> [RAW RECORDS]
◇ ◇ ◇
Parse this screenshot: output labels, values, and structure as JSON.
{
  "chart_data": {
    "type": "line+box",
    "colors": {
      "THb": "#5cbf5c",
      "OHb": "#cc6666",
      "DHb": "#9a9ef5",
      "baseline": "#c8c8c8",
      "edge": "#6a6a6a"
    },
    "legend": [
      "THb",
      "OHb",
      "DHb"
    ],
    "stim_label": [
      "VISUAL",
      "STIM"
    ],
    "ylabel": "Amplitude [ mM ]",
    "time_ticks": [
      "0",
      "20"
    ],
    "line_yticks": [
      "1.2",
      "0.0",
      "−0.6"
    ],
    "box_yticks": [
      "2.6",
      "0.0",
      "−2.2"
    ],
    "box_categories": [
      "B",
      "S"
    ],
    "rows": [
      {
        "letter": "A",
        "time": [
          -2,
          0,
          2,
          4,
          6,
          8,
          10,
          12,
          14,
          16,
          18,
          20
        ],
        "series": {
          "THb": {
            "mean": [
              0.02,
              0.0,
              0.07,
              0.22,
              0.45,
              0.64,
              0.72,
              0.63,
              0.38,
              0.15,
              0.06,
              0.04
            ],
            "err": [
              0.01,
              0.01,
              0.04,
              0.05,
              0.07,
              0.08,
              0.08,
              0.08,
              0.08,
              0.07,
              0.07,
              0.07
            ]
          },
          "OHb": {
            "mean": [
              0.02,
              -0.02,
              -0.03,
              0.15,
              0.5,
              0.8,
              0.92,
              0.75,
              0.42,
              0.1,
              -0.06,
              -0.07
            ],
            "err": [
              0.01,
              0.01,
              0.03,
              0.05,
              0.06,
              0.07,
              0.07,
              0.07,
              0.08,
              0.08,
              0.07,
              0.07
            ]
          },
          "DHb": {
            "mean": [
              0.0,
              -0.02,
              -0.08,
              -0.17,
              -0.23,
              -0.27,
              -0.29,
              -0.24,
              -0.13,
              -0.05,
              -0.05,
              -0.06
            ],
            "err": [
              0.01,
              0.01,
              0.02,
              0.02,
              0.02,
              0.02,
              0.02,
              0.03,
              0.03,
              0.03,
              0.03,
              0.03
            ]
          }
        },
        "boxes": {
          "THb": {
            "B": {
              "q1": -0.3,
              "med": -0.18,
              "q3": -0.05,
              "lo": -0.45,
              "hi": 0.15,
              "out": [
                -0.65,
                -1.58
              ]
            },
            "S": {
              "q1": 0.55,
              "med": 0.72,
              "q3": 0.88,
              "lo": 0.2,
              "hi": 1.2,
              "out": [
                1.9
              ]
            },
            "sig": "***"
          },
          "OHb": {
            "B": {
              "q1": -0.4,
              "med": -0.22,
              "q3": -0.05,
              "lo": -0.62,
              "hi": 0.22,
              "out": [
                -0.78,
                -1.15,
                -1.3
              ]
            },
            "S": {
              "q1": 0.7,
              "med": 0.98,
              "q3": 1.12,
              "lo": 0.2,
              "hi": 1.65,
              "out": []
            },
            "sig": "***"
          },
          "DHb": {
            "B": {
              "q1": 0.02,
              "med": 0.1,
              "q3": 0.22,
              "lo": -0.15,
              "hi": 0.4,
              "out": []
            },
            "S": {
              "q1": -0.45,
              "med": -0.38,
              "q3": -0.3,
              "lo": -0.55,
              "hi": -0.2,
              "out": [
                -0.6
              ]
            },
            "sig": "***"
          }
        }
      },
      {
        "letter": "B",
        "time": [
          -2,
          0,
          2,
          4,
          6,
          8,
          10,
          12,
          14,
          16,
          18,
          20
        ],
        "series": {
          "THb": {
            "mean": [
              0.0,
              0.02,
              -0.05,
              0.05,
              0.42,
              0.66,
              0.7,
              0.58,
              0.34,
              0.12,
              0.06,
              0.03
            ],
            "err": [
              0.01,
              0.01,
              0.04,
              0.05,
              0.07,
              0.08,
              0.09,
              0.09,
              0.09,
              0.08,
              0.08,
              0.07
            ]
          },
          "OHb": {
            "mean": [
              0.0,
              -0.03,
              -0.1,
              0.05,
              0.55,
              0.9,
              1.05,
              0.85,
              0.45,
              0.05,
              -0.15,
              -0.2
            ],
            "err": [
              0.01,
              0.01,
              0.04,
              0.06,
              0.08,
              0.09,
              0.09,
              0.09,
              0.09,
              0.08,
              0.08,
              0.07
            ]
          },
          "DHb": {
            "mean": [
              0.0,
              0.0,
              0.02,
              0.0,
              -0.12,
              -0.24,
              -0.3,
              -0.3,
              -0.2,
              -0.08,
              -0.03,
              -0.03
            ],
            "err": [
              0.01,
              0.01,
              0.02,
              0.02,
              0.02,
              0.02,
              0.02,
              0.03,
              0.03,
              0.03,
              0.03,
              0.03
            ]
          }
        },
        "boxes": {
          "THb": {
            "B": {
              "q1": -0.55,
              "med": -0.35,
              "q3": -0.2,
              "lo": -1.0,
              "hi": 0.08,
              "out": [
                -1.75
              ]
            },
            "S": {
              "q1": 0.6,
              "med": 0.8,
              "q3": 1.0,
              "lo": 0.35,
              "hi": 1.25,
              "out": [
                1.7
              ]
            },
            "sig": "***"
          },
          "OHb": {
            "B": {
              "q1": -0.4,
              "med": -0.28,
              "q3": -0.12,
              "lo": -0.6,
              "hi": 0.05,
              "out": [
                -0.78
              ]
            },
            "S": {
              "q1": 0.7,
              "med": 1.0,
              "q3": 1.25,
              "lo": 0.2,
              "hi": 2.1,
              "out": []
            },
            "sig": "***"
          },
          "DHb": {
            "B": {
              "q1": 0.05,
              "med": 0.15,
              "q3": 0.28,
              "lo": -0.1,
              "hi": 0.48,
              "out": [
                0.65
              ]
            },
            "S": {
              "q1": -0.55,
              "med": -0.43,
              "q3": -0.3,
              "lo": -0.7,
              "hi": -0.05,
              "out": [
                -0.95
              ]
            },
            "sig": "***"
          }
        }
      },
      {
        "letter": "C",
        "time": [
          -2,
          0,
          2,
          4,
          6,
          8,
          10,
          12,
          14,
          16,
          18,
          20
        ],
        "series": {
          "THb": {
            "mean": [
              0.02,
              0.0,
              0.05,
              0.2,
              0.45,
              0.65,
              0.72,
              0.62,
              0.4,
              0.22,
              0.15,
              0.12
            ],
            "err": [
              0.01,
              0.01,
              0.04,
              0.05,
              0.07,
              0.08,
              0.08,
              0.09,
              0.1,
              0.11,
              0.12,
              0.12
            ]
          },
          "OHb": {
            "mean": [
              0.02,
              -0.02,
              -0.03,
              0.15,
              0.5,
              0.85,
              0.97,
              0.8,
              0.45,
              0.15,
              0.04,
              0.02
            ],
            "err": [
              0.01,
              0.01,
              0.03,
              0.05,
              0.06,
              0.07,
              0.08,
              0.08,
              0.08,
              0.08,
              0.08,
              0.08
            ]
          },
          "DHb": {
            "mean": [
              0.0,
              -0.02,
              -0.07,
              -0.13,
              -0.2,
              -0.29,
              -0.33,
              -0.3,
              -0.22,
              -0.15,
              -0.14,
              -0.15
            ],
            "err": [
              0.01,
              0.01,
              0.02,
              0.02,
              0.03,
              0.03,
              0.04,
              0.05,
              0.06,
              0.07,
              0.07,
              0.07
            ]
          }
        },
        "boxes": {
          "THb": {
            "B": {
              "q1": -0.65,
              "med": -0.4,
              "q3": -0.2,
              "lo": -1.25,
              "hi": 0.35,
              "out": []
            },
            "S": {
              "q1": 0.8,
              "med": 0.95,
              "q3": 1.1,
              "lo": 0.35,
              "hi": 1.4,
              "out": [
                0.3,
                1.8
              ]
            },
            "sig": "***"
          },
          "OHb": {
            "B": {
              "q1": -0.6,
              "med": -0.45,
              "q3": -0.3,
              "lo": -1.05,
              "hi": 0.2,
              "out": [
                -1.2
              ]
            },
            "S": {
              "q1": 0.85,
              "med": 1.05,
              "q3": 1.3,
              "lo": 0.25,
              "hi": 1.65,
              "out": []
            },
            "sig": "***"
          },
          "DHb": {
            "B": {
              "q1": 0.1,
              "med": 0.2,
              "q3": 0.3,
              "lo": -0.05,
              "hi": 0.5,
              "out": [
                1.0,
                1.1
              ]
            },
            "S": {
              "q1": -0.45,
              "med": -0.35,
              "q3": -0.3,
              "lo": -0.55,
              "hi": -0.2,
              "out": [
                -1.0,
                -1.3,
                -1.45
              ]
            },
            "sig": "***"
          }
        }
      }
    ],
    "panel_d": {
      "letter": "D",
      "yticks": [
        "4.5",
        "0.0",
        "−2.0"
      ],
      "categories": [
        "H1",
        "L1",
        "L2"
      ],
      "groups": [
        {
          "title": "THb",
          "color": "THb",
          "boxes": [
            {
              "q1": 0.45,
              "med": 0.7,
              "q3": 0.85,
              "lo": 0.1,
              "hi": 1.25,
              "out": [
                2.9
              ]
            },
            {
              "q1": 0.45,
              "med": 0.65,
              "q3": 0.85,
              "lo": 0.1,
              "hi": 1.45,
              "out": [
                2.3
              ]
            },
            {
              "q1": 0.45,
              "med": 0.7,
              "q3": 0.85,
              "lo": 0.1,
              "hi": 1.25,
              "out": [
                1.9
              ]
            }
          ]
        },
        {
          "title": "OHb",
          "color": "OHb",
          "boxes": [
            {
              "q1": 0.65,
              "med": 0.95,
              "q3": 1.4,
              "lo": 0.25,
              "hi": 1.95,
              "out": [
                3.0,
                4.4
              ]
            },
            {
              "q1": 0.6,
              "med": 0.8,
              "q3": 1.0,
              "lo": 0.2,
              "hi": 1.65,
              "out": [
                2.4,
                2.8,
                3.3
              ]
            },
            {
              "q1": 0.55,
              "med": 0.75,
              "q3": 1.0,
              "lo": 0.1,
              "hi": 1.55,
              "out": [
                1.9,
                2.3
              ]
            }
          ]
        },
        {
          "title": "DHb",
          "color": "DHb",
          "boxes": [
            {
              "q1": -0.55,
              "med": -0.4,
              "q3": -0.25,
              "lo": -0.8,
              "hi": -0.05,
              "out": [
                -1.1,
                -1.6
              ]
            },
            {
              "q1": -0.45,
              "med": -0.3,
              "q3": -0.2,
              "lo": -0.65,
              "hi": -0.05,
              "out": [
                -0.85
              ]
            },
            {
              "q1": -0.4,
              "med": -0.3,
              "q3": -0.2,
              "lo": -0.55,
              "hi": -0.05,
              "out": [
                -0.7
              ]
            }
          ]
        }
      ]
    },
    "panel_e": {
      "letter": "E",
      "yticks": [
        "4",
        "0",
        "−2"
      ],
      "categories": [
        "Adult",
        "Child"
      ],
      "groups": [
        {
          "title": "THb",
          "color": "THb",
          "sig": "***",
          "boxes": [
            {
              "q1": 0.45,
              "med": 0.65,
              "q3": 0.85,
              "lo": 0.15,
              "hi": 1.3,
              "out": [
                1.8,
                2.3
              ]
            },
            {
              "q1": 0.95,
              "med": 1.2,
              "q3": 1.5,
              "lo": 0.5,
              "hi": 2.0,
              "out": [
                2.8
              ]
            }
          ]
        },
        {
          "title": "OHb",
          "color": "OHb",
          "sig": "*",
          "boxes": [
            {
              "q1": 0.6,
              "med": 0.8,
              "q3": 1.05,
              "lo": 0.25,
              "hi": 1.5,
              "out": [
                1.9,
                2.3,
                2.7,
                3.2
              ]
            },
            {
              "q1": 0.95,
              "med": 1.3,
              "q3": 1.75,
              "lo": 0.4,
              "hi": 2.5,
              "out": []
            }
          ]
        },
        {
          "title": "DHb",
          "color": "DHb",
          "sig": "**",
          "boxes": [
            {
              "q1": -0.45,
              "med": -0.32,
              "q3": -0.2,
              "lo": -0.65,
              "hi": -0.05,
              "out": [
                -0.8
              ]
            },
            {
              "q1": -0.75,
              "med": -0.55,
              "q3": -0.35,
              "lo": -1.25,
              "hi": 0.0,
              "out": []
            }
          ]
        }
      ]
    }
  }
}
◇ ◇ ◇
> [EXERCISE REQUIREMENTS] Report all lines of the data above that include the string "letter".

> [RESULT FOR THIS EXERCISE]
        "letter": "A",
        "letter": "B",
        "letter": "C",
      "letter": "D",
      "letter": "E",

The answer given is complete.